(Structured page parsing data)
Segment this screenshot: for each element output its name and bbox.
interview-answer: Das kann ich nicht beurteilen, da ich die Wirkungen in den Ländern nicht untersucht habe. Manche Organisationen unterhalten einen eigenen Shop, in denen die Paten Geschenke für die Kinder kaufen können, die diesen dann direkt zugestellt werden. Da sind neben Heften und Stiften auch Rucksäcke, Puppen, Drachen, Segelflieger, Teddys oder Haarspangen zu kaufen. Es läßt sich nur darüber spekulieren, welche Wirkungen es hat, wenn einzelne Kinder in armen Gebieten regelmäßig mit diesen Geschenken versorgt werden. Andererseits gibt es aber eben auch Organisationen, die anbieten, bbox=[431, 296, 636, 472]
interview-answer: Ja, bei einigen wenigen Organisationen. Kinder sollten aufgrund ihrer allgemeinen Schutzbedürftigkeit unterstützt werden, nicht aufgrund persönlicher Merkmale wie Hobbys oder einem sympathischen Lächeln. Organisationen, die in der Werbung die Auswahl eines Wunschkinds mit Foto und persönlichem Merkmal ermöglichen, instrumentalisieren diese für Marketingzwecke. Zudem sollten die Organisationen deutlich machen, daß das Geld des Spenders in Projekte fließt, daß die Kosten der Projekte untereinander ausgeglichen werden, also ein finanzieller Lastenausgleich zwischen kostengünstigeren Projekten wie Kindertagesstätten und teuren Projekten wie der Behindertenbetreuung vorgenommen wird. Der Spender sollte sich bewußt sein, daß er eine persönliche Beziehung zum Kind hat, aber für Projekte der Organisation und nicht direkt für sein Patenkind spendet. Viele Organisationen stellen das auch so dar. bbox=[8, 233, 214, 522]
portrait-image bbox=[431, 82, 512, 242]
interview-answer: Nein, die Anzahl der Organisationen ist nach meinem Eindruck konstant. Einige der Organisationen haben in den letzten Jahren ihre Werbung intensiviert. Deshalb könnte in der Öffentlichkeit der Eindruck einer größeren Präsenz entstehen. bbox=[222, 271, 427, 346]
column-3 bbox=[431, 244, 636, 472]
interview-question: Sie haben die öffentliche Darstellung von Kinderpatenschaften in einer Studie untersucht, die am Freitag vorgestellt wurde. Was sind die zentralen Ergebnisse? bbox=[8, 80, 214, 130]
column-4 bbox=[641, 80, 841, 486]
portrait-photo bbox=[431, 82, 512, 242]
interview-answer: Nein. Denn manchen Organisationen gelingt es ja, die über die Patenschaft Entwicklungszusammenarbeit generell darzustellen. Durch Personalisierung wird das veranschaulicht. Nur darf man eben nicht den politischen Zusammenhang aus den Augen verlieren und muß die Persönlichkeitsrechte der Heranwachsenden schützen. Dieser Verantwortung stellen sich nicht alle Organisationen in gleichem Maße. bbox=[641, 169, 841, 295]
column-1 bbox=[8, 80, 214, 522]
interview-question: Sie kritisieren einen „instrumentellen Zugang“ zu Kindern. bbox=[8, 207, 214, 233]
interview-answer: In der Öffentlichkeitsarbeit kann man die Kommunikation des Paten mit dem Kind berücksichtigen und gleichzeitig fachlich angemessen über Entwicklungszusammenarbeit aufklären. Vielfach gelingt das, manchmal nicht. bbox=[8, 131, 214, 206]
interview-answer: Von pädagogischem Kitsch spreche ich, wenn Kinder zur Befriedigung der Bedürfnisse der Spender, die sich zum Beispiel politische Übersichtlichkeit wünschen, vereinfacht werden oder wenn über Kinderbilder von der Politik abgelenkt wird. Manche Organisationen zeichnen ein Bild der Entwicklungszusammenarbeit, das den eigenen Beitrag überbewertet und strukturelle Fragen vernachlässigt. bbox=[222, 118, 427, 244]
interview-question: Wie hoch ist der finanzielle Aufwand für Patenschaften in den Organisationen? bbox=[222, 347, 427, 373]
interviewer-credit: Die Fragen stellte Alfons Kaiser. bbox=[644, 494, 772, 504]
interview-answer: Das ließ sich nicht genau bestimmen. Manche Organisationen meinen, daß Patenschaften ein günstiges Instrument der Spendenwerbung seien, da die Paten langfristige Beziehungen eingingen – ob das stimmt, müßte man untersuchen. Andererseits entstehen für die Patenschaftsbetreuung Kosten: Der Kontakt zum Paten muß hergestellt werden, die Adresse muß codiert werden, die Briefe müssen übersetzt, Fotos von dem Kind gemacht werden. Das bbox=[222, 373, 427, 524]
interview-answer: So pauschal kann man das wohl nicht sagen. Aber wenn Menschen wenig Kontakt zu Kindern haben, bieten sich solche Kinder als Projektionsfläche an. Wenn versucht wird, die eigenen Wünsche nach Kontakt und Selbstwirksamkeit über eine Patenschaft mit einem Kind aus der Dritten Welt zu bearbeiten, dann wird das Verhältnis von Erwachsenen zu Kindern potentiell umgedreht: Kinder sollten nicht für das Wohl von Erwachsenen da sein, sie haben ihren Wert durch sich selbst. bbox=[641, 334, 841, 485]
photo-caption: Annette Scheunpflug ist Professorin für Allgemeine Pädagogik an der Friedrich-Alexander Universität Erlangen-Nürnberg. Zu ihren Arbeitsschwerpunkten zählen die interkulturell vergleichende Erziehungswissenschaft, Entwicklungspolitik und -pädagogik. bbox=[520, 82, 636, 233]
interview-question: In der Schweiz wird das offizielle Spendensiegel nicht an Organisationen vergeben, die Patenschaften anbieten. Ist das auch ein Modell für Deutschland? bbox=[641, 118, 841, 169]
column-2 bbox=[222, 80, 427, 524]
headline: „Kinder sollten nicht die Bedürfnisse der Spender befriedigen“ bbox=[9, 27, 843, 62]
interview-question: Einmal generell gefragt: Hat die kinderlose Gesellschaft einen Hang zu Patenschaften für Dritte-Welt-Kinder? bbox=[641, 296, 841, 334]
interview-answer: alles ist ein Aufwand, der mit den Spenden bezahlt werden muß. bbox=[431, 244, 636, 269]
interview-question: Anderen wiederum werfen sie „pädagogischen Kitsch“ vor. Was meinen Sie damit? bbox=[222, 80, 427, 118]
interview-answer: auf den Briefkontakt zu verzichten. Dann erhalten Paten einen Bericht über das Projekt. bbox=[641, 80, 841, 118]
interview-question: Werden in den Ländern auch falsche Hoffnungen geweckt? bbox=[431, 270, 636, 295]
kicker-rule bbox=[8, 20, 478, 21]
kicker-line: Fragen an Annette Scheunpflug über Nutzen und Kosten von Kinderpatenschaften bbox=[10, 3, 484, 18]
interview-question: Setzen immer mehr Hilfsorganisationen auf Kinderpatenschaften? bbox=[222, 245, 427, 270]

→ **About this exercise**:
Go line by line through the data, copying each one that contains the word "Annette".

→ **Solution to this problem**:
photo-caption: Annette Scheunpflug ist Professorin für Allgemeine Pädagogik an der Friedrich-Alexander Universität Erlangen-Nürnberg. Zu ihren Arbeitsschwerpunkten zählen die interkulturell vergleichende Erziehungswissenschaft, Entwicklungspolitik und -pädagogik. bbox=[520, 82, 636, 233]
kicker-line: Fragen an Annette Scheunpflug über Nutzen und Kosten von Kinderpatenschaften bbox=[10, 3, 484, 18]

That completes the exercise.